* Source text
I mean if node blacklisting in Spark would be perfectly aligned to YARN then it would be just redundant to have it in Spark in the first place.

I'm not super familiar with exactly how the blacklisting works in yarn itself -- it looks like its only going to blacklist the node for the AM, not other nodes for general containers. I don't totally follow where the KILLED_BY_RESOURCEMANAGER status is generated, but it does seem like a good idea to protect against this, maybe there is a race where the container is created by the RM, but before it reports back to the driver it gets killed with KILLED_BY_RESOURCEMANAGER. (another reason I'm curious if @Ngone51 is actually seeing this cause problems, or just noticed a case to improve.)

Ngone51 · 2018-12-06T03:00:17Z

I mean if node blacklisting in Spark would be perfectly aligned to YARN then it would be just redundant to have it in Spark in the first place.

* Listing
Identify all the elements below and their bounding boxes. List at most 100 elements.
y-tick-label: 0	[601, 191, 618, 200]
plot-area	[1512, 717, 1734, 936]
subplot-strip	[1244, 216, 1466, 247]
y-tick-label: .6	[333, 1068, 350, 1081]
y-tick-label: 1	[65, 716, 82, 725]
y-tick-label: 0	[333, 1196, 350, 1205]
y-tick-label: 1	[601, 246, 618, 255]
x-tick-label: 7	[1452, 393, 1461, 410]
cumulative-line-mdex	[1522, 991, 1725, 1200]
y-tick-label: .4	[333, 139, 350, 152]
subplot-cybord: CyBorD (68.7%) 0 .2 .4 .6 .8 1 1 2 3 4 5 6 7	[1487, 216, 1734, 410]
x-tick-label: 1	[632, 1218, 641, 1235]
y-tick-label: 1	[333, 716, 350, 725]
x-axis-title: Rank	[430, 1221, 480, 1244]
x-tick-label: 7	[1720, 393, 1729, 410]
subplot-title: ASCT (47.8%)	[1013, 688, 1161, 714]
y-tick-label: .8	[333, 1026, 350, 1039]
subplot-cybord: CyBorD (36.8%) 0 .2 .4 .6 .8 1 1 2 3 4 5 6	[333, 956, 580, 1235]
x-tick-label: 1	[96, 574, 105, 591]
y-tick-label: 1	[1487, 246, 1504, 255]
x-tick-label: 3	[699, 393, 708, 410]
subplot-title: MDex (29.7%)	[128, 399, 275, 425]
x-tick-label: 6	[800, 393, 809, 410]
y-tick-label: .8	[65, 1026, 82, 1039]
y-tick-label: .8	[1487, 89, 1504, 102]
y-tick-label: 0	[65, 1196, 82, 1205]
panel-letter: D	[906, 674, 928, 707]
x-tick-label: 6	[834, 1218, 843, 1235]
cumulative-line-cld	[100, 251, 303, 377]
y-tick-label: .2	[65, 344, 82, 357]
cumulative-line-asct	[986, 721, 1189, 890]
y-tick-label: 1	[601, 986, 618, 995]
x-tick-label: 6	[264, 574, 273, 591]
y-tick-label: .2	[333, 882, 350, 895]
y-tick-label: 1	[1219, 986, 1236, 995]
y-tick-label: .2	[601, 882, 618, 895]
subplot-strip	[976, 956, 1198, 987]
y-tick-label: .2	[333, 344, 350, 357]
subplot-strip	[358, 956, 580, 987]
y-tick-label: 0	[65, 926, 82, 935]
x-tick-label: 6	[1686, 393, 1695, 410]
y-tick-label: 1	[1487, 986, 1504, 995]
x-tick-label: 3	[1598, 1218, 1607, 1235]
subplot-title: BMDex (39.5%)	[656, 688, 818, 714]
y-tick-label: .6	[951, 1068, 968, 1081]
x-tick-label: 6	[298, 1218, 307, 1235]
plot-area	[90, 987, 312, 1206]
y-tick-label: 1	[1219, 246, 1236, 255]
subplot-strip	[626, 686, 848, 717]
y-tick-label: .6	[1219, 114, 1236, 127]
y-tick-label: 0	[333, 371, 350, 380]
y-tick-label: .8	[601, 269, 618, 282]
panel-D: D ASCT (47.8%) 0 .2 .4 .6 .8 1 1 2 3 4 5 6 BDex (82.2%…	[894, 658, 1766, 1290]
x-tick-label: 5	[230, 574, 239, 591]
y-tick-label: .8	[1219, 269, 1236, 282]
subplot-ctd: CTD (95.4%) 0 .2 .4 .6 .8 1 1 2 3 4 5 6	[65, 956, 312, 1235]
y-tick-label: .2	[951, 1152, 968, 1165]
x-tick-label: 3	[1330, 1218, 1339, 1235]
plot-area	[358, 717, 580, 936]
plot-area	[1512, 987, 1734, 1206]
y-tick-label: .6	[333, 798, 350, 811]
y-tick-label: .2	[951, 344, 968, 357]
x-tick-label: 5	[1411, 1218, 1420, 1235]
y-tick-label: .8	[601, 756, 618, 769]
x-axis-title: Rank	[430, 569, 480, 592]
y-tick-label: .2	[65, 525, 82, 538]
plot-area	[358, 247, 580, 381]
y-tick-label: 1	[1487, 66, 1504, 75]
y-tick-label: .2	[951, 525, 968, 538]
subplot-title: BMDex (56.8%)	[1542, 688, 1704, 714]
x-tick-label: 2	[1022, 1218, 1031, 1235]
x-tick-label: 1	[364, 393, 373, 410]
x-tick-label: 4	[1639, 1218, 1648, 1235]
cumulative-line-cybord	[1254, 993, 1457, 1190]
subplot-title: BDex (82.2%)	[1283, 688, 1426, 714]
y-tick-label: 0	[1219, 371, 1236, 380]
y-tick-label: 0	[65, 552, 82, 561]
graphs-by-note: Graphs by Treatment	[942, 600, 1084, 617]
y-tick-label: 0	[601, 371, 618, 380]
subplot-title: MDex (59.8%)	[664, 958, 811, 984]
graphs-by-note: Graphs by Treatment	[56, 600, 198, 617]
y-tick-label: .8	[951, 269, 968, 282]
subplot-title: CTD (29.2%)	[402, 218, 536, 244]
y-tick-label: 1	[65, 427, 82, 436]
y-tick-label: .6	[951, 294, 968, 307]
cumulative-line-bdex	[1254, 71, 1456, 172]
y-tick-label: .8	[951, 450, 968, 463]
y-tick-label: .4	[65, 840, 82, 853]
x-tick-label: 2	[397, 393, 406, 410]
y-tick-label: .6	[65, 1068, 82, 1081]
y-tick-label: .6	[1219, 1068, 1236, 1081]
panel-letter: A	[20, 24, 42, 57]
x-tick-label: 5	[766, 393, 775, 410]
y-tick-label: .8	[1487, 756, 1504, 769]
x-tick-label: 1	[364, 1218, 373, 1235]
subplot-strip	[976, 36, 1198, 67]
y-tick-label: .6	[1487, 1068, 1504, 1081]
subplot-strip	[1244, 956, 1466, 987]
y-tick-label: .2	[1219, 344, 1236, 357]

* What you will do
A – Decide whether each statement agrees with the discussion of Spark node blacklisting, answering yes or no and quoting the words of the text that settle it. (i) YARN's own blacklisting appears to block the node only for the AM. (ii) The text says exactly where the KILLED_BY_RESOURCEMANAGER status is generated. (iii) Guarding against this case is described as a poor idea.
B – Carry on the discussion of Spark node blacklisting from its last line.
The rows have no connection to the discussion of Spark node blacklisting.

* Replies
A –
(i) Yes: "it looks like its only going to blacklist the node for the AM, not other nodes for general containers"
(ii) No: "I don't totally follow where the KILLED_BY_RESOURCEMANAGER status is generated"
(iii) No: "it does seem like a good idea to protect against this"

B –
This change seems result in perfectly aligned to YARN for node blacklisting in Spark, but my original thought is that some exit status (e.g. KILLED_BY_RESOURCEMANAGER ), currently, should not lead to a node blacklisting. So, actually, perfectly aligned to YARN is not the real target of this change, and we can also make some custom strategy for Spark.

Take for example disk failure.

For spark task level backlisting, is it should be delegated to schedulerBlacklist in YarnAllocatorBlacklistTracker ?

And it seems ContainerExitStatus.DISKS_FAILED in YARN is not same with Spark tasks' disk failure.

Ngone51 · 2018-12-06T03:02:06Z

Are you seeing actual issues with this blacklisting when it shouldn't?

Unfortunately, no. @tgravescs @squito

Ngone51 · 2018-12-06T03:14:56Z

it looks like its only going to blacklist the node for the AM, not other nodes for general containers.

@squito Yarn have blacklist for AM when config am-scheduling.node-blacklisting-enabled=true, and have ContainerFailureTracker for general containers(haven't find a config for it).

SparkQA · 2018-12-06T06:51:40Z

Test build #99757 has finished for PR 23223 at commit 2d1c27a.

This patch passes all tests.
This patch merges cleanly.
This patch adds no public classes.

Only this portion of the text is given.